Privatisation is a big threat to quality of learning in Kenya

Wednesday February 3 2016

Pupils of Nginya'ng Primary School in Tiaty- sub county during lessons on January 6, 2016. It is falsely argued that privatisation provides choices to parents and guardians, makes schools more responsive, and produces greater cost efficiencies and even better quality education. PHOTO | CHEBOITE KIGEN |

Pupils of Nginya'ng Primary School in Tiaty- sub county during lessons on January 6, 2016. It is falsely argued that privatisation provides choices to parents and guardians, makes schools more responsive, and produces greater cost efficiencies and even better quality education. PHOTO | CHEBOITE KIGEN | NATION MEDIA GROUP

By WILSON SOSSION
More by this Author

Debate has been raging in the past decade over deteriorating standards of public education and how to fix it.

In view of the many challenges that confront public education systems, privatisation, in its different guises, has become attractive to policy and decision-makers.

Discussions have shifted from education as a public good and the platform for this debate has been staged by what has become known as the corporate education reform movement.

Complex alliances and power blocs have formed across a number of countries that have increasing influence in education policy-making.

From the so-called “low cost schools” to shadow schools, to vouchers and for-profit charters, this movement is simply profiteering disguised as philanthropy.

ASSAULT TO PUBLIC EDUCATION

Privatisation is, indeed, an assault on the very essence of public education and education as a human right.

It is falsely argued that privatisation provides choices to parents and guardians, makes schools more responsive, and produces greater cost efficiencies and even better quality education.

This approach is derived from the idea that the State should have little to do with the delivery of education and other services, which are best left to market forces.

Rows >>
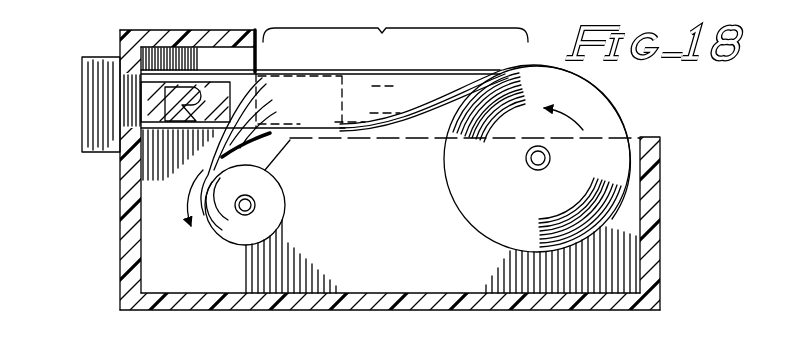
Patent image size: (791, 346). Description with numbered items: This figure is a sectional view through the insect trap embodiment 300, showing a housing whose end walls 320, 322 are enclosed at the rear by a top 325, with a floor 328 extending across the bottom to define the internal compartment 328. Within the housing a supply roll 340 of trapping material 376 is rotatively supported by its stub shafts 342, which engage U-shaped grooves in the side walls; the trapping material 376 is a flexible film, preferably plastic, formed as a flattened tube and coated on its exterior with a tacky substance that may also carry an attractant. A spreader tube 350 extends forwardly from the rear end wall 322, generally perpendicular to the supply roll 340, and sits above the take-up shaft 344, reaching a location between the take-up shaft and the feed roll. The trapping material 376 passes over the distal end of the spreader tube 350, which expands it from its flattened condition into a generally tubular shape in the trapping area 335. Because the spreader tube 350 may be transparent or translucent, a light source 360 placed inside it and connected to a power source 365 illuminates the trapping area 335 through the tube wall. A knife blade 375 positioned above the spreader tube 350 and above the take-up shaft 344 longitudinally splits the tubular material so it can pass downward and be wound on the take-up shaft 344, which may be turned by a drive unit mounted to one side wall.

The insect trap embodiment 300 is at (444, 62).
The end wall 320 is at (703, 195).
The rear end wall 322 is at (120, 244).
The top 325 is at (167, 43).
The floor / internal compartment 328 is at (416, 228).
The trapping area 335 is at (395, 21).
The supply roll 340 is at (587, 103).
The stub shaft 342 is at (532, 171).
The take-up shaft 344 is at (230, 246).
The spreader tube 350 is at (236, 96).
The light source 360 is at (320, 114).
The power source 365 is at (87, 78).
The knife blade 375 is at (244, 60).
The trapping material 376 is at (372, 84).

==

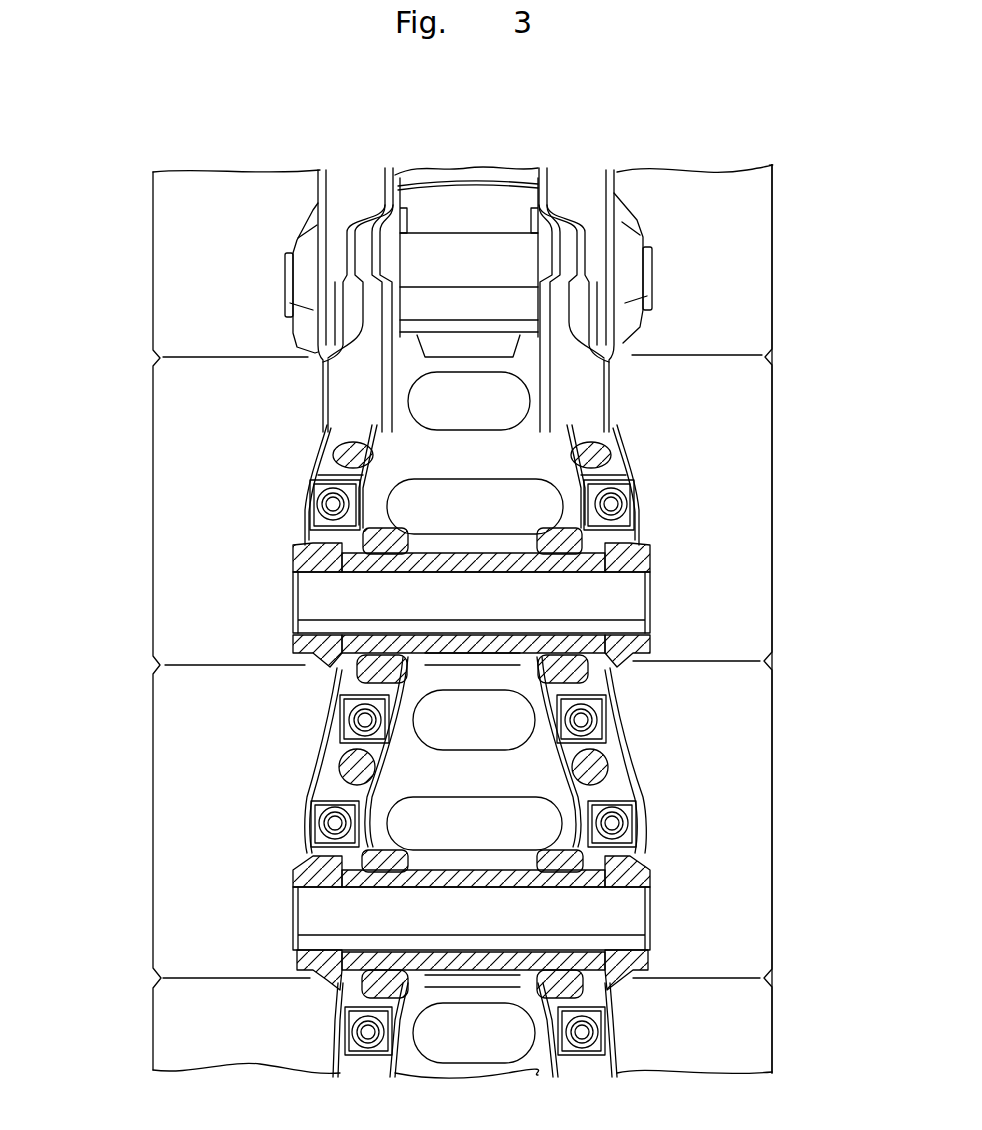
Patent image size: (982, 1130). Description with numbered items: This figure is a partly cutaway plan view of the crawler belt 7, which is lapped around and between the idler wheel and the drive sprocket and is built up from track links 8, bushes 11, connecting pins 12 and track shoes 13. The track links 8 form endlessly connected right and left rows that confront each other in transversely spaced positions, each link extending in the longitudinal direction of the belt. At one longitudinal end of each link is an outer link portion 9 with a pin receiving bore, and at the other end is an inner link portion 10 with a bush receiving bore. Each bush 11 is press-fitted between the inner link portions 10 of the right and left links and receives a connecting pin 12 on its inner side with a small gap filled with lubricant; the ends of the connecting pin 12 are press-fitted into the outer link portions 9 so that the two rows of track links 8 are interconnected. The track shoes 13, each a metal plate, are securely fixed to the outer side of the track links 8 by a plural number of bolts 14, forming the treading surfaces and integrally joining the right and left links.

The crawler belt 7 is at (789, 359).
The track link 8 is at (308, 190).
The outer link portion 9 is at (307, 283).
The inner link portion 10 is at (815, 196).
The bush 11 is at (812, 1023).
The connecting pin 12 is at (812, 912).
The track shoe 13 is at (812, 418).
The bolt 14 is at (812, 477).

...

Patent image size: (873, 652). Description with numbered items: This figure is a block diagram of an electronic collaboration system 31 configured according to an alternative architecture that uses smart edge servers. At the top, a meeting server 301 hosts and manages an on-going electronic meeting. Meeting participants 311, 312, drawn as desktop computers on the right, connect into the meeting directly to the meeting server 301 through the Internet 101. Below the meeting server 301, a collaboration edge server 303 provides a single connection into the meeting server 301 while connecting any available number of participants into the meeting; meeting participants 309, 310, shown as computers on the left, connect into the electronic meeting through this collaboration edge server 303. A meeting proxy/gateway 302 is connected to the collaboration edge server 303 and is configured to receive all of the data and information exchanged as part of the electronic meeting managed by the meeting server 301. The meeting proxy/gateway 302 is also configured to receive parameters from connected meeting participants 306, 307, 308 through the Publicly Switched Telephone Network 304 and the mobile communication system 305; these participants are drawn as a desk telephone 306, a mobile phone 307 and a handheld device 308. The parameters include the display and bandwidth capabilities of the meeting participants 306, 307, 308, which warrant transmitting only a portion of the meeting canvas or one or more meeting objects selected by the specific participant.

Problems to solve >>
• 1. In the article about privatization in Kenya, swap "power blocs" for "coalitions" and reproduce the passage from "In view of the" up to and including "in education policy-making.".
• 2. Render this sentence from the article about privatization in Kenya into Spanish: "Privatisation is, indeed, an assault on the very essence of public education and education as a human right."
Base every response solely on the article about privatization in Kenya.

Expected answers >>
• 1.
In view of the many challenges that confront public education systems, privatisation, in its different guises, has become attractive to policy and decision-makers.

Discussions have shifted from education as a public good and the platform for this debate has been staged by what has become known as the corporate education reform movement.

Complex alliances and coalitions have formed across a number of countries that have increasing influence in education policy-making.

• 2. La privatización es, de hecho, un ataque a la esencia misma de la educación pública y de la educación como derecho humano.